** start of AVAILABLE DATA **
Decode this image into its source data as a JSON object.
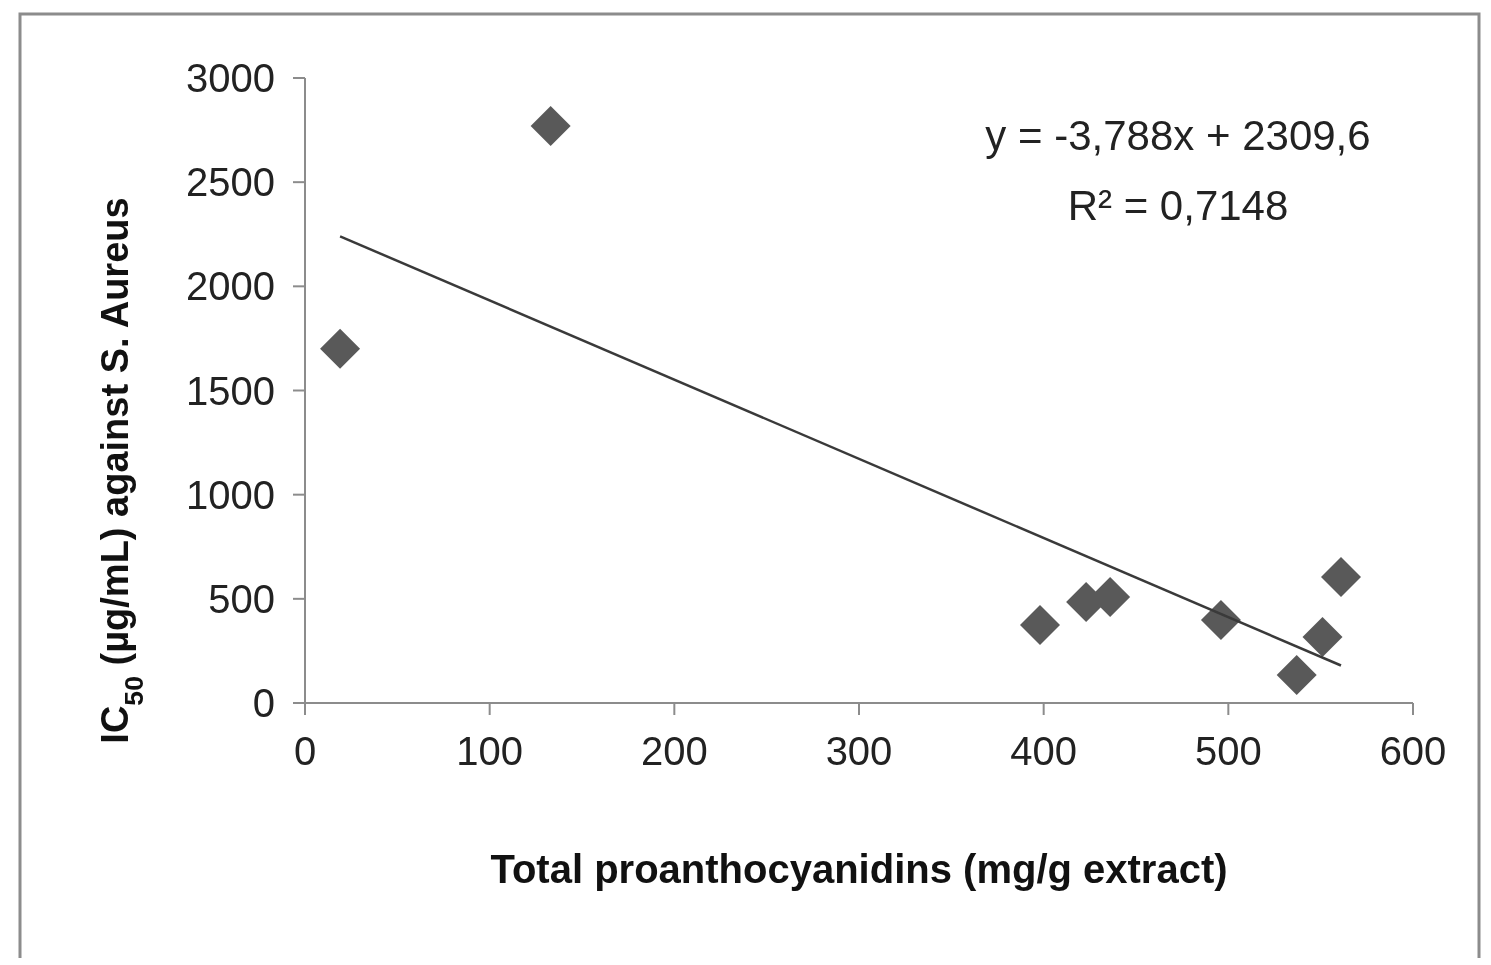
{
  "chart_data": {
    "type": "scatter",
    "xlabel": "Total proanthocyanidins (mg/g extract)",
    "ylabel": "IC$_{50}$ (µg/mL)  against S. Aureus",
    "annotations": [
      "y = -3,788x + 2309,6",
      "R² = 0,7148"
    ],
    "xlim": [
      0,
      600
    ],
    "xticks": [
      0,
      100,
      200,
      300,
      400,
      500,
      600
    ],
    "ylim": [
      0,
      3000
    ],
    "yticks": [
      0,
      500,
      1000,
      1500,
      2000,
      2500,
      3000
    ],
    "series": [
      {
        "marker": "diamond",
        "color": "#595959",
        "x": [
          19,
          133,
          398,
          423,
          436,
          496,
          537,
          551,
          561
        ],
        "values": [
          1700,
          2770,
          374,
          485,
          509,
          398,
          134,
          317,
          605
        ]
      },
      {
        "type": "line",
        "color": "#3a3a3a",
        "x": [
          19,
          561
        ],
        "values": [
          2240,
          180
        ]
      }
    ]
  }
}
** end of AVAILABLE DATA **
REQUIREMENT:
Repeat each record exactly as shown above, dropping all images.

IN RESPONSE:
Decode this image into its source data as a JSON object.
{
  "chart_data": {
    "type": "scatter",
    "xlabel": "Total proanthocyanidins (mg/g extract)",
    "ylabel": "IC$_{50}$ (µg/mL)  against S. Aureus",
    "annotations": [
      "y = -3,788x + 2309,6",
      "R² = 0,7148"
    ],
    "xlim": [
      0,
      600
    ],
    "xticks": [
      0,
      100,
      200,
      300,
      400,
      500,
      600
    ],
    "ylim": [
      0,
      3000
    ],
    "yticks": [
      0,
      500,
      1000,
      1500,
      2000,
      2500,
      3000
    ],
    "series": [
      {
        "marker": "diamond",
        "color": "#595959",
        "x": [
          19,
          133,
          398,
          423,
          436,
          496,
          537,
          551,
          561
        ],
        "values": [
          1700,
          2770,
          374,
          485,
          509,
          398,
          134,
          317,
          605
        ]
      },
      {
        "type": "line",
        "color": "#3a3a3a",
        "x": [
          19,
          561
        ],
        "values": [
          2240,
          180
        ]
      }
    ]
  }
}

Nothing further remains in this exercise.